(DATA TO PROCESS):
▬▬▬▬▬▬

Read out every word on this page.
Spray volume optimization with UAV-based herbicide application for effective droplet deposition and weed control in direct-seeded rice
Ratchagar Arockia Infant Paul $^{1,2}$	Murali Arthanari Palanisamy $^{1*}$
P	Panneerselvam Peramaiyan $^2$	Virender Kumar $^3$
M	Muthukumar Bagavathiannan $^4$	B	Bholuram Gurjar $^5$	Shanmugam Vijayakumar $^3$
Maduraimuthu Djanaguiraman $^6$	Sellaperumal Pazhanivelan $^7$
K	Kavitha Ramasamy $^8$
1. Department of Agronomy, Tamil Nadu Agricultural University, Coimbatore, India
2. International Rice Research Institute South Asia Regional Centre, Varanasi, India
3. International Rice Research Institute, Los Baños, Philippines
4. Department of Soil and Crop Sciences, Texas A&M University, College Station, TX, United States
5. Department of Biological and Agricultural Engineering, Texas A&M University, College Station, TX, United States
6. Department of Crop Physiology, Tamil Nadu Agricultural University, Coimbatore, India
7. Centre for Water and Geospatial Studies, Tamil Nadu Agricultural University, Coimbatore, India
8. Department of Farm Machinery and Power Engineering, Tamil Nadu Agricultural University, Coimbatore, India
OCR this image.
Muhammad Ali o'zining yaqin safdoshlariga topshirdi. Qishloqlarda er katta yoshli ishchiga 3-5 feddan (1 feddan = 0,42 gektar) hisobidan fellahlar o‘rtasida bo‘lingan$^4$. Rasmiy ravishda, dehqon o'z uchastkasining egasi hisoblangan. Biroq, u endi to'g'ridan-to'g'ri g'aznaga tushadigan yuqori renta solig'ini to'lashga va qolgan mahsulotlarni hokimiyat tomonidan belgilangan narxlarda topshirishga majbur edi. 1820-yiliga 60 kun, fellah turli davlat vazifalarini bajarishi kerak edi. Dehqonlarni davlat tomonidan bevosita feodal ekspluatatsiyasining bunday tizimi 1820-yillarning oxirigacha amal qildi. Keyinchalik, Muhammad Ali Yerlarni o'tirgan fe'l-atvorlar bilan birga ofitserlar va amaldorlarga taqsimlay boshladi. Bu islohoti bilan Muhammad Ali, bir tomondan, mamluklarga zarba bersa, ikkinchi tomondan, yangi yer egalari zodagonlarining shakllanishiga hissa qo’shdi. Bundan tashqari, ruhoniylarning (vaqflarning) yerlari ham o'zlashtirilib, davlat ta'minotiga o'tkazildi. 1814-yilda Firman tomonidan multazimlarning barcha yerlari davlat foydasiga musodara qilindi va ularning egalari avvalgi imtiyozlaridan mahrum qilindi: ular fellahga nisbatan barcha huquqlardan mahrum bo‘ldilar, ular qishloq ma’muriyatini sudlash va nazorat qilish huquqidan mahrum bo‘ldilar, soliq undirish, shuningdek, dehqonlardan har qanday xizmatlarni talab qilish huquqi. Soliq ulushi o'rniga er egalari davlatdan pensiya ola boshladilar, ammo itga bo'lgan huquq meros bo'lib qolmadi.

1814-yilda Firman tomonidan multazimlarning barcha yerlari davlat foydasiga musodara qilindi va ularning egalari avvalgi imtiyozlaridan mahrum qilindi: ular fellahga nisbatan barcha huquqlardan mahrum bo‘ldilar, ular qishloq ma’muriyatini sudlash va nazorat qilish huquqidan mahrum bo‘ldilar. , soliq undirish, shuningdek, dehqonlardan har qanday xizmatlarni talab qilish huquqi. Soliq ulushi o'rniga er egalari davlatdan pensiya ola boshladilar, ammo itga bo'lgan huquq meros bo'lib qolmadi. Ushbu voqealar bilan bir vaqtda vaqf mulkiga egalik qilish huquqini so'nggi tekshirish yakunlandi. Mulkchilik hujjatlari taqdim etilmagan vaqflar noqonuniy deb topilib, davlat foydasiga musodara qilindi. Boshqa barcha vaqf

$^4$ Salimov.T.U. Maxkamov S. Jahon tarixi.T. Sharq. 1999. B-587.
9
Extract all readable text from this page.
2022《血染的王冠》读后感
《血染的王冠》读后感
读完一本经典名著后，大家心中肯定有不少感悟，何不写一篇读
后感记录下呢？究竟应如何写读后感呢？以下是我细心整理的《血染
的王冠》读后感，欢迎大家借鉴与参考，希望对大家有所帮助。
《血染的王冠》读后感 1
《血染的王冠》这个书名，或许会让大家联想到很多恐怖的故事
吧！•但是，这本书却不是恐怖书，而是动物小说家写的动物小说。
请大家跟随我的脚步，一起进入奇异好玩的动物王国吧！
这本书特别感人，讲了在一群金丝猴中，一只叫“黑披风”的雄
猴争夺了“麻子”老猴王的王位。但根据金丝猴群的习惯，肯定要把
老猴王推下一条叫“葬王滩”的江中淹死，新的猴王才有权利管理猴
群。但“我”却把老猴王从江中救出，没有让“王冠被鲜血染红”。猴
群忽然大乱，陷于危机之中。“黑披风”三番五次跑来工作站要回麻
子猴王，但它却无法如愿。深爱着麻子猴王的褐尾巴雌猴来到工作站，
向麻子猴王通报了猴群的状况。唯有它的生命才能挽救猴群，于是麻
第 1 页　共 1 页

▬▬▬▬▬▬

(REQUEST):
Copy out each line in the listing that has the word "Centre".

(FINISHED ANSWER):
2. International Rice Research Institute South Asia Regional Centre, Varanasi, India
7. Centre for Water and Geospatial Studies, Tamil Nadu Agricultural University, Coimbatore, India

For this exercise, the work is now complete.